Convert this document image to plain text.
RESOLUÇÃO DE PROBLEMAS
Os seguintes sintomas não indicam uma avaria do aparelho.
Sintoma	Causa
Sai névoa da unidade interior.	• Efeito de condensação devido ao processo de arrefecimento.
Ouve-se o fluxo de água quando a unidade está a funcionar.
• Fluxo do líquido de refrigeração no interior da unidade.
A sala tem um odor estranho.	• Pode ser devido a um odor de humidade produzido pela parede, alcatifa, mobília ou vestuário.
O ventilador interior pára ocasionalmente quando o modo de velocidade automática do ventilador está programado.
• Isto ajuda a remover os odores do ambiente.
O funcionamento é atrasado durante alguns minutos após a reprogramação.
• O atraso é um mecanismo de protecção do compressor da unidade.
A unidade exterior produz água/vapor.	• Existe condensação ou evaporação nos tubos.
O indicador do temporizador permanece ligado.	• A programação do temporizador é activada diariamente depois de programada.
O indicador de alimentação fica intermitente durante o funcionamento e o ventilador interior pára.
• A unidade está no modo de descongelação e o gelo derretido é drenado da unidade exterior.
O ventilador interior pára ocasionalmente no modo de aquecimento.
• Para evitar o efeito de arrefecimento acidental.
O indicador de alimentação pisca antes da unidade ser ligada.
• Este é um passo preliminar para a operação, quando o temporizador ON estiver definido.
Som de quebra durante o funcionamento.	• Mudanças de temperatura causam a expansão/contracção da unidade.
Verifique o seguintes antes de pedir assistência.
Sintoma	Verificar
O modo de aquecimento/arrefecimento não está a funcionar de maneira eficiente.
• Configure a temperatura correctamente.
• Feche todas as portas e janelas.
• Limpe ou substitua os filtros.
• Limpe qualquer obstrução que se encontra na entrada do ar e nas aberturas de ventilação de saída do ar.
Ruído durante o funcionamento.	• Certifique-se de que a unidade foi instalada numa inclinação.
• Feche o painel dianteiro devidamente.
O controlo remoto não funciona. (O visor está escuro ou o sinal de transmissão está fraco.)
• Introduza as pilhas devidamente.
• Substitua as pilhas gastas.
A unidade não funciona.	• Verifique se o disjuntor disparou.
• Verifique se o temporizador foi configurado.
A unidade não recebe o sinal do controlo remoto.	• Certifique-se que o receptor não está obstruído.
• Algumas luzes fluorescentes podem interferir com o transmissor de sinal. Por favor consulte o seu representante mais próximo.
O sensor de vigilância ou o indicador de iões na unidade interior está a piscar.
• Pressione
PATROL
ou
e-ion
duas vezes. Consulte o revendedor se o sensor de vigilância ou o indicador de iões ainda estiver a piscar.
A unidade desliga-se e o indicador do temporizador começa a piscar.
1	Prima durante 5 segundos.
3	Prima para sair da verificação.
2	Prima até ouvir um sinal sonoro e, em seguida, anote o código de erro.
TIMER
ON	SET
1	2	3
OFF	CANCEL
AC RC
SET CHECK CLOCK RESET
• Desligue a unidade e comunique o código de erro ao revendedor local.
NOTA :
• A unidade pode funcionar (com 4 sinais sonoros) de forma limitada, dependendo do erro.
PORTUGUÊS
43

# What is asked
Look through the data above. Find each line with the string "exterior" and copy it.

# The completed task
A unidade exterior produz água/vapor.	• Existe condensação ou evaporação nos tubos.
• A unidade está no modo de descongelação e o gelo derretido é drenado da unidade exterior.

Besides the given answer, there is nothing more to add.